* begin Record extracts *

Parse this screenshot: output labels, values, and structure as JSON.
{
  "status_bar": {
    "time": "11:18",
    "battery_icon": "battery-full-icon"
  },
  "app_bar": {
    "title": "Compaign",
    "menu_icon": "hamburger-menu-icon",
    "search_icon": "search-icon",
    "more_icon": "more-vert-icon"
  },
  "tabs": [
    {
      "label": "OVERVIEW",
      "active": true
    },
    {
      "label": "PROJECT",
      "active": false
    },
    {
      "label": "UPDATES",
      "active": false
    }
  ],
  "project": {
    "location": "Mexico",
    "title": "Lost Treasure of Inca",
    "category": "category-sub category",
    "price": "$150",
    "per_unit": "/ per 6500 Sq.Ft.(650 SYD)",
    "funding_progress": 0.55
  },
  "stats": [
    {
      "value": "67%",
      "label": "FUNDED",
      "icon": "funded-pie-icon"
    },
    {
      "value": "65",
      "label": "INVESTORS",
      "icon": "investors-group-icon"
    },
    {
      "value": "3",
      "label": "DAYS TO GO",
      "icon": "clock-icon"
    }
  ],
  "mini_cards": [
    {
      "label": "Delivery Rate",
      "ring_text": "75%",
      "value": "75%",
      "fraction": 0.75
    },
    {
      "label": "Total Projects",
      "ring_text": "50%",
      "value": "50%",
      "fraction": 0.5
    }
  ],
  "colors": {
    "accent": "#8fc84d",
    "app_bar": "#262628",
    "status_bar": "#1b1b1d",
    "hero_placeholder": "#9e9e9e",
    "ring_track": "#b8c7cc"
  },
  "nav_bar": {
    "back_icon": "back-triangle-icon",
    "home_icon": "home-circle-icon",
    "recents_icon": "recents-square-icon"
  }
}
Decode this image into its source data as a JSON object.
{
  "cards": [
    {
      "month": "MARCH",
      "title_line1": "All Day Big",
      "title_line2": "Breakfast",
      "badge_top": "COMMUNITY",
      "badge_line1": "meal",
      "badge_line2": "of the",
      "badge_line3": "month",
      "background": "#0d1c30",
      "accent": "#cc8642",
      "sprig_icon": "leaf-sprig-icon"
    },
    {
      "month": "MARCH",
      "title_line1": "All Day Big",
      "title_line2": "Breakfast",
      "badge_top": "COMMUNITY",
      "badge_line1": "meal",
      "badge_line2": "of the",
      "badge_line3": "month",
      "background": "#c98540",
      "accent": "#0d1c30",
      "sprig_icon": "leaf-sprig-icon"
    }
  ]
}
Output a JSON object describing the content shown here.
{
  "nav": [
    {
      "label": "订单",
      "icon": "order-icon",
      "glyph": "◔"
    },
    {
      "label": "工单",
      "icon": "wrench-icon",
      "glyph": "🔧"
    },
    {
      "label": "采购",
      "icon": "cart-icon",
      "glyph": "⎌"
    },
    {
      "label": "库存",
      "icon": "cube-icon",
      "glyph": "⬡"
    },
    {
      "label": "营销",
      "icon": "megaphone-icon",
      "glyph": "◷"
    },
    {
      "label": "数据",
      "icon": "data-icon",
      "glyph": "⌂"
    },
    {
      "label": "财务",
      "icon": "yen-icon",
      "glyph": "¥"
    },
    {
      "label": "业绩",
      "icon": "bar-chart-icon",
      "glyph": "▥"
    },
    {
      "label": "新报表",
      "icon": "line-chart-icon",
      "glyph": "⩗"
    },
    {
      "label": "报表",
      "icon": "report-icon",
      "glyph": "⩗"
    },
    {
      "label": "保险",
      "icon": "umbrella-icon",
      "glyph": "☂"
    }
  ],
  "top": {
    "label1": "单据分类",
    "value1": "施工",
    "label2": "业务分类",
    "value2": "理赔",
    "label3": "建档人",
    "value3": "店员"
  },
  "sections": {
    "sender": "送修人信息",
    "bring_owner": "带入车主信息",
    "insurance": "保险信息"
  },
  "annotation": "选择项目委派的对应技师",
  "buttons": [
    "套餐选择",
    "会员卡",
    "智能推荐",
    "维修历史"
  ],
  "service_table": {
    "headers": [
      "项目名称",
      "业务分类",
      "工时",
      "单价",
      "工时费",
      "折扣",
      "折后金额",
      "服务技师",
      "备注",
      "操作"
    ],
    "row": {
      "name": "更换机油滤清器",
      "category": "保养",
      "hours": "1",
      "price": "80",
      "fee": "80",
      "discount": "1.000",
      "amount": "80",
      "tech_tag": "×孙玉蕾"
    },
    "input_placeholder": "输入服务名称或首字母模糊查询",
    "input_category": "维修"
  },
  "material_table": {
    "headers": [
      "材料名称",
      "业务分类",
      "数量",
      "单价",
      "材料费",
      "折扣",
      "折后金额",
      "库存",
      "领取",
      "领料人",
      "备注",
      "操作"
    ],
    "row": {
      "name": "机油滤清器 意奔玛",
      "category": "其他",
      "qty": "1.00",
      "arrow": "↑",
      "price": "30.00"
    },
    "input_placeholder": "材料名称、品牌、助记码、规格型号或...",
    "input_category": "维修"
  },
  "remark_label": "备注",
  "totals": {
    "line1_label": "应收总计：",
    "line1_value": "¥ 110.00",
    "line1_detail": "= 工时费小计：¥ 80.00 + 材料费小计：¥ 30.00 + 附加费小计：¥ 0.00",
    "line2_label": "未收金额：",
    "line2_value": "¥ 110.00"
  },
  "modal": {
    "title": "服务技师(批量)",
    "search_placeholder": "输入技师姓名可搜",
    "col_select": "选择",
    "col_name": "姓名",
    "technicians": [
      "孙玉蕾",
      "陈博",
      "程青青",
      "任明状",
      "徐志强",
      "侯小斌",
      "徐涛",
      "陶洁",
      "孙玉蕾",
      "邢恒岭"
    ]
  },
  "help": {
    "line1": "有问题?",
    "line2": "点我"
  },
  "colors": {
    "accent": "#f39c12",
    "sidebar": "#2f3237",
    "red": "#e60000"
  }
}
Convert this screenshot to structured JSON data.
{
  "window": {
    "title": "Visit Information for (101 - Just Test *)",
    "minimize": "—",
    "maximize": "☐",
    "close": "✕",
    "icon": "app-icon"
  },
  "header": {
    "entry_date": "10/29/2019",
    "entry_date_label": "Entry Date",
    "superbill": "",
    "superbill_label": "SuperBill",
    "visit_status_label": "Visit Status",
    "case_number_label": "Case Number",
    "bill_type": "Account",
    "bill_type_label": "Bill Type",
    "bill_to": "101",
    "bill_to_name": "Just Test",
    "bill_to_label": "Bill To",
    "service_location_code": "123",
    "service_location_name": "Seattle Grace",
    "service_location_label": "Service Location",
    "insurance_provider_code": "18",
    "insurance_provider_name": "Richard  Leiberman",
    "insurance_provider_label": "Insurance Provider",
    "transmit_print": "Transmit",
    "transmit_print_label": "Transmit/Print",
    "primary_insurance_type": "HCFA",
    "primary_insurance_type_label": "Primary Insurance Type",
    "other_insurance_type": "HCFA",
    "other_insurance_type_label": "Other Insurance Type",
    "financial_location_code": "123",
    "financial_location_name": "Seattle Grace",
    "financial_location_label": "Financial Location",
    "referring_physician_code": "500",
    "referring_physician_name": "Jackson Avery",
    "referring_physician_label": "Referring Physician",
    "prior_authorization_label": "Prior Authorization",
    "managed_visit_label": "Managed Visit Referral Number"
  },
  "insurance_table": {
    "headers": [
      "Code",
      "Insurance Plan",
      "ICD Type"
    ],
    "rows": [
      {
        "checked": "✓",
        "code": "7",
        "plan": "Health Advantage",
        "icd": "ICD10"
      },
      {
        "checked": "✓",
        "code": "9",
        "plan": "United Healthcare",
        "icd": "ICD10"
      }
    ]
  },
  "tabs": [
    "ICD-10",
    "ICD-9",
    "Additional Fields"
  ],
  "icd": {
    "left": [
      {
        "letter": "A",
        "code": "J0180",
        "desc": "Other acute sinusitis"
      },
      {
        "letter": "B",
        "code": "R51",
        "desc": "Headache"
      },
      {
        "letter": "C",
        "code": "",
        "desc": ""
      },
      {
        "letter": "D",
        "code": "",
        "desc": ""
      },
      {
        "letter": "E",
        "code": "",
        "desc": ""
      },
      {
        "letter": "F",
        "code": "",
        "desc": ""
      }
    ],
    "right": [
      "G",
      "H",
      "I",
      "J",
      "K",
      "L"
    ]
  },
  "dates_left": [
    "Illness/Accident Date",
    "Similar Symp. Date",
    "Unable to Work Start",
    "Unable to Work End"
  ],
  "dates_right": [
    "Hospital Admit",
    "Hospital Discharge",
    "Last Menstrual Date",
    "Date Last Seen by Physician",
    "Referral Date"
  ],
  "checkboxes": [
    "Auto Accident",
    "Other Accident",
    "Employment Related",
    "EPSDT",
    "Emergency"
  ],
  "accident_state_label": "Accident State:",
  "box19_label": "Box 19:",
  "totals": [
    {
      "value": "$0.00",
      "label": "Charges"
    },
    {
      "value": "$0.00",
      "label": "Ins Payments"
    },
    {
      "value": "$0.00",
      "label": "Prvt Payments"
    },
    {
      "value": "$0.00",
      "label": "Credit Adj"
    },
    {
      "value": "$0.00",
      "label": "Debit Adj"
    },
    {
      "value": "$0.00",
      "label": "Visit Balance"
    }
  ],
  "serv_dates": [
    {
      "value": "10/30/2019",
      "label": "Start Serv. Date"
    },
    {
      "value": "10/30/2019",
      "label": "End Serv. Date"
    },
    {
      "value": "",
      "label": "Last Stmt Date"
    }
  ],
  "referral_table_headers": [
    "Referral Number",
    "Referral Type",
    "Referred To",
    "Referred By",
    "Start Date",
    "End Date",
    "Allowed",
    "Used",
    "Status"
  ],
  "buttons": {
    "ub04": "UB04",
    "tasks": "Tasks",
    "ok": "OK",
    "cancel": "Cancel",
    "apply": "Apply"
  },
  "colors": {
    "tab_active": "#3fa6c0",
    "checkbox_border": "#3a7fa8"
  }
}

* end Record extracts *

# Written exercise
Extract, from the material above, each line holding the word "Visit".

# Response for this exercise
    "title": "Visit Information for (101 - Just Test *)",
    "visit_status_label": "Visit Status",
    "managed_visit_label": "Managed Visit Referral Number"
      "label": "Visit Balance"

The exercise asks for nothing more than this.